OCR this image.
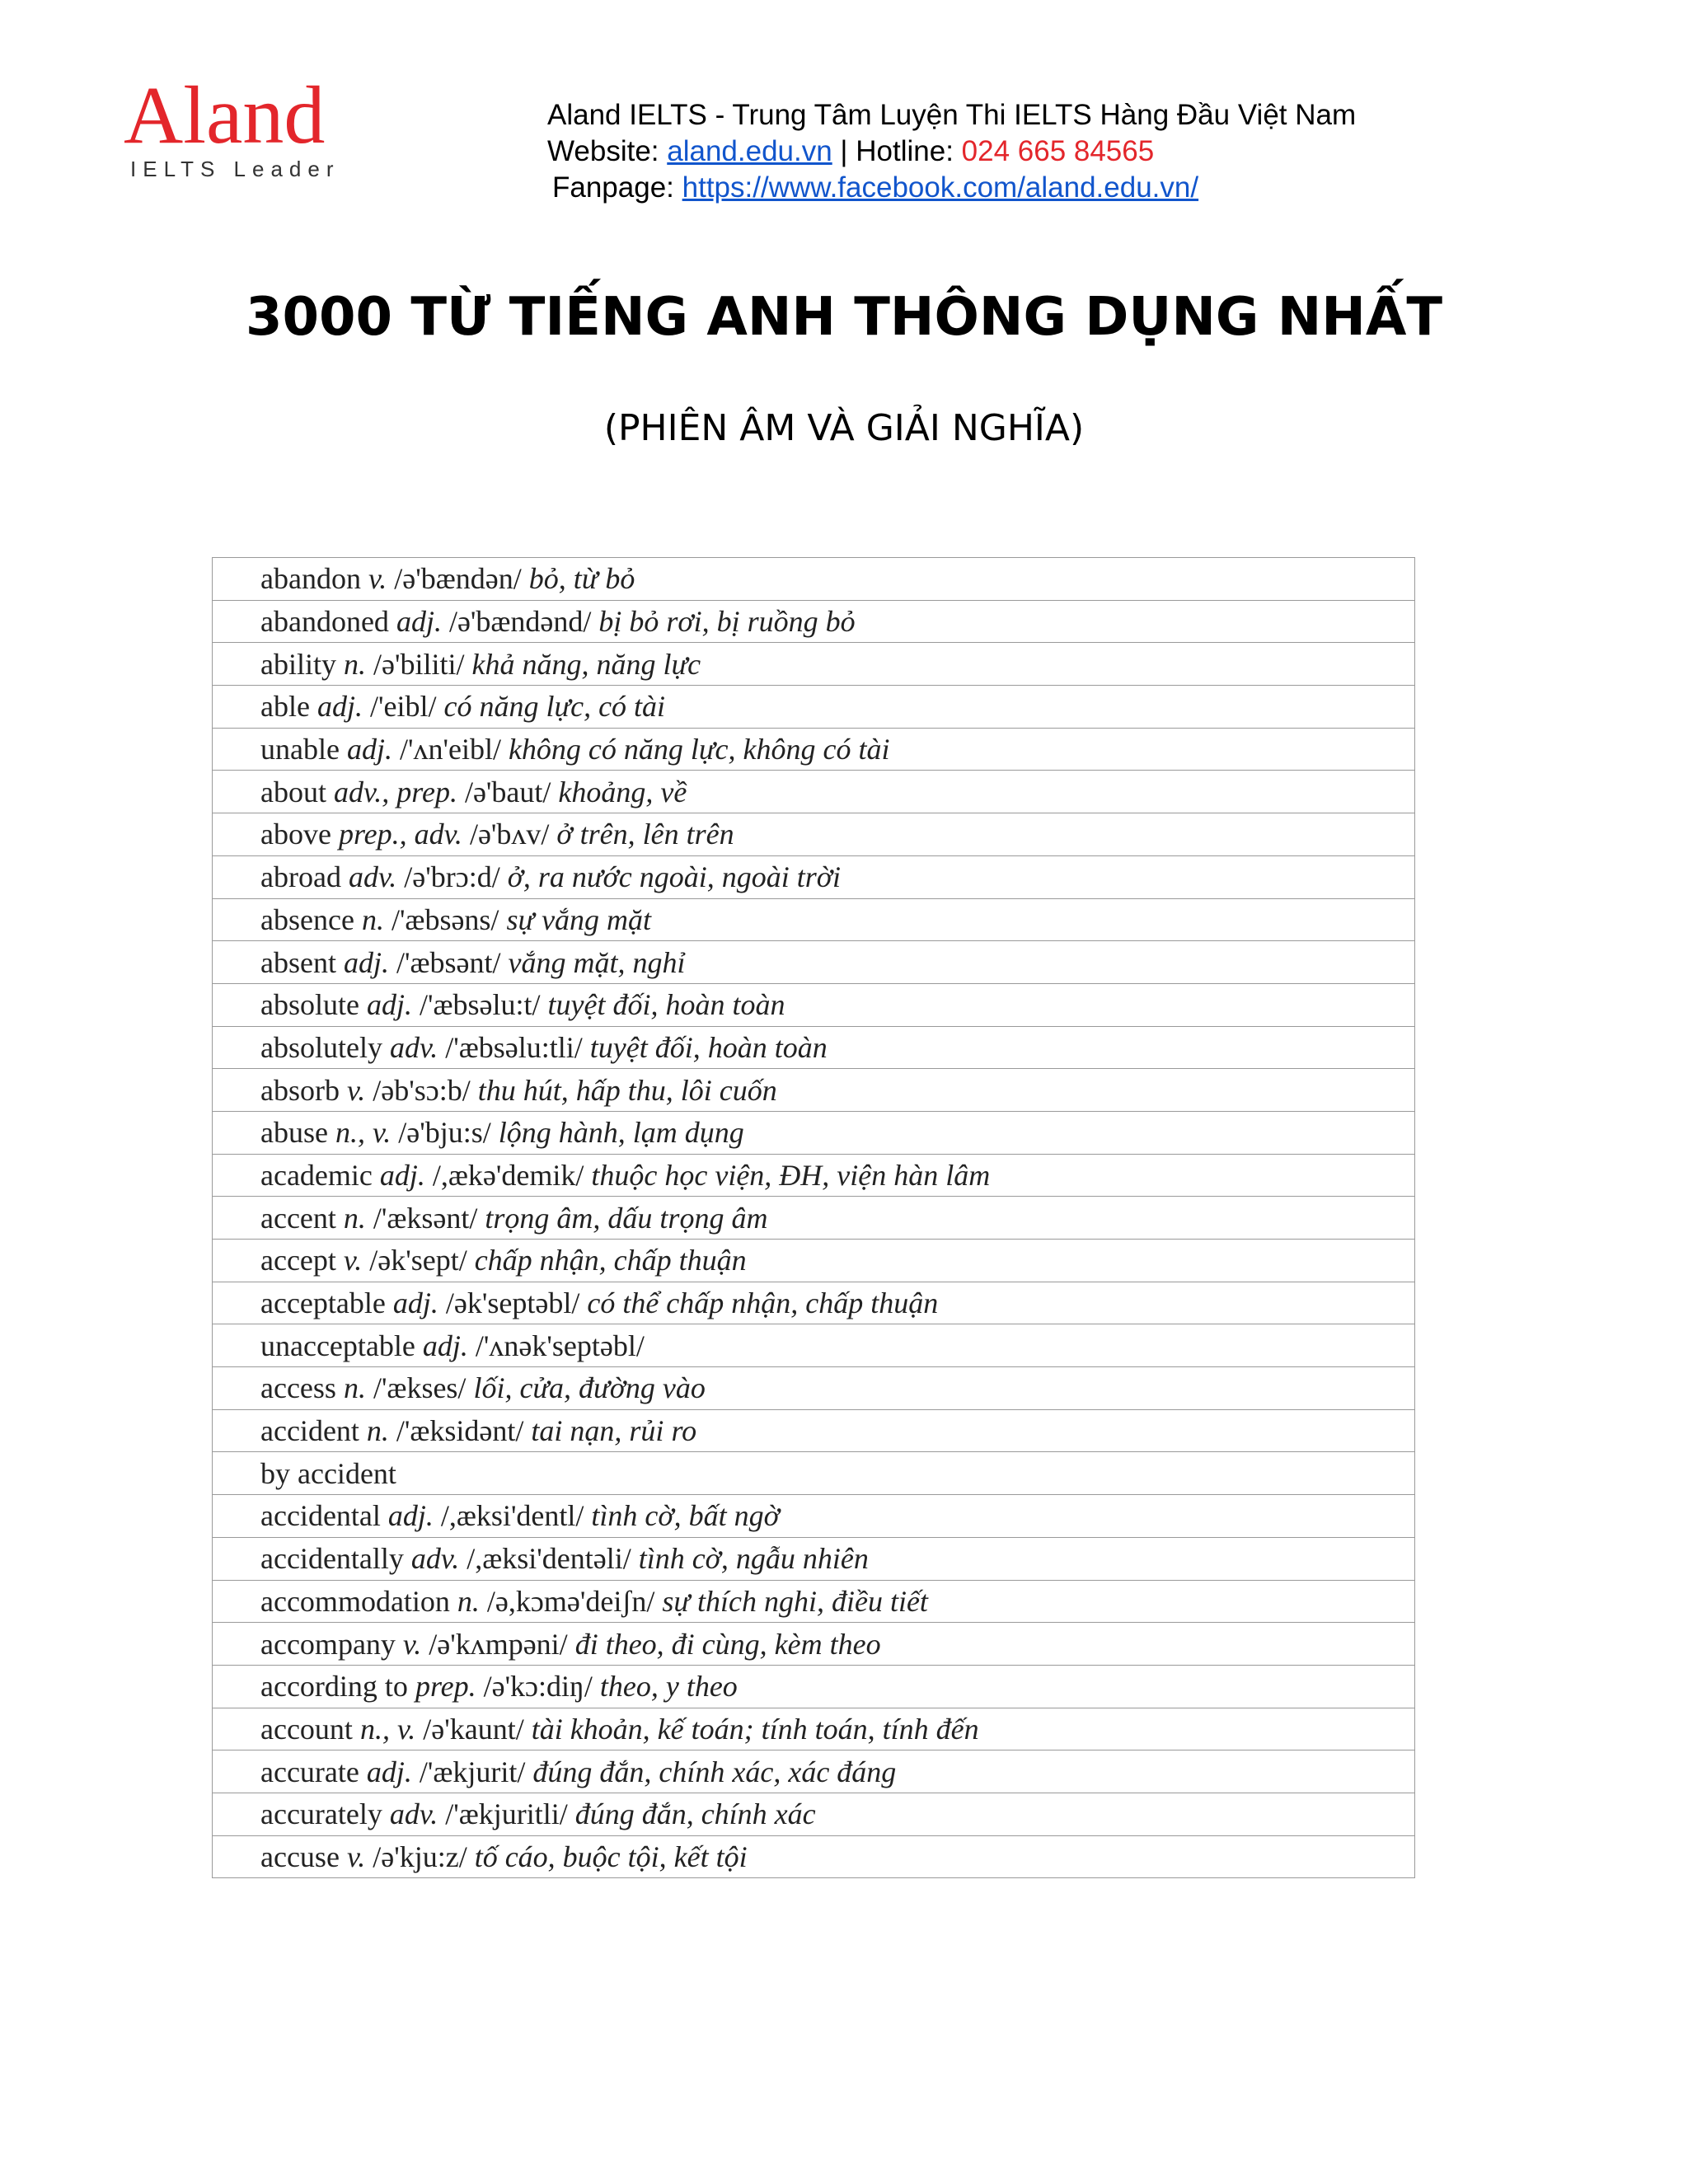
Aland
IELTS Leader
Aland IELTS - Trung Tâm Luyện Thi IELTS Hàng Đầu Việt Nam
Website: aland.edu.vn | Hotline: 024 665 84565
Fanpage: https://www.facebook.com/aland.edu.vn/
3000 TỪ TIẾNG ANH THÔNG DỤNG NHẤT
(PHIÊN ÂM VÀ GIẢI NGHĨA)
abandon v. /ə'bændən/ bỏ, từ bỏ
abandoned adj. /ə'bændənd/ bị bỏ rơi, bị ruồng bỏ
ability n. /ə'biliti/ khả năng, năng lực
able adj. /'eibl/ có năng lực, có tài
unable adj. /'ʌn'eibl/ không có năng lực, không có tài
about adv., prep. /ə'baut/ khoảng, về
above prep., adv. /ə'bʌv/ ở trên, lên trên
abroad adv. /ə'brɔ:d/ ở, ra nước ngoài, ngoài trời
absence n. /'æbsəns/ sự vắng mặt
absent adj. /'æbsənt/ vắng mặt, nghỉ
absolute adj. /'æbsəlu:t/ tuyệt đối, hoàn toàn
absolutely adv. /'æbsəlu:tli/ tuyệt đối, hoàn toàn
absorb v. /əb'sɔ:b/ thu hút, hấp thu, lôi cuốn
abuse n., v. /ə'bju:s/ lộng hành, lạm dụng
academic adj. /,ækə'demik/ thuộc học viện, ĐH, viện hàn lâm
accent n. /'æksənt/ trọng âm, dấu trọng âm
accept v. /ək'sept/ chấp nhận, chấp thuận
acceptable adj. /ək'septəbl/ có thể chấp nhận, chấp thuận
unacceptable adj. /'ʌnək'septəbl/
access n. /'ækses/ lối, cửa, đường vào
accident n. /'æksidənt/ tai nạn, rủi ro
by accident
accidental adj. /,æksi'dentl/ tình cờ, bất ngờ
accidentally adv. /,æksi'dentəli/ tình cờ, ngẫu nhiên
accommodation n. /ə,kɔmə'deiʃn/ sự thích nghi, điều tiết
accompany v. /ə'kʌmpəni/ đi theo, đi cùng, kèm theo
according to prep. /ə'kɔ:diŋ/ theo, y theo
account n., v. /ə'kaunt/ tài khoản, kế toán; tính toán, tính đến
accurate adj. /'ækjurit/ đúng đắn, chính xác, xác đáng
accurately adv. /'ækjuritli/ đúng đắn, chính xác
accuse v. /ə'kju:z/ tố cáo, buộc tội, kết tội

○ ○ ○

● **GIVEN EXERCISE**:
Pick out each line above that includes "tuyệt" and show it.

● **ANSWER TO THIS EXERCISE**:
absolute adj. /'æbsəlu:t/ tuyệt đối, hoàn toàn
absolutely adv. /'æbsəlu:tli/ tuyệt đối, hoàn toàn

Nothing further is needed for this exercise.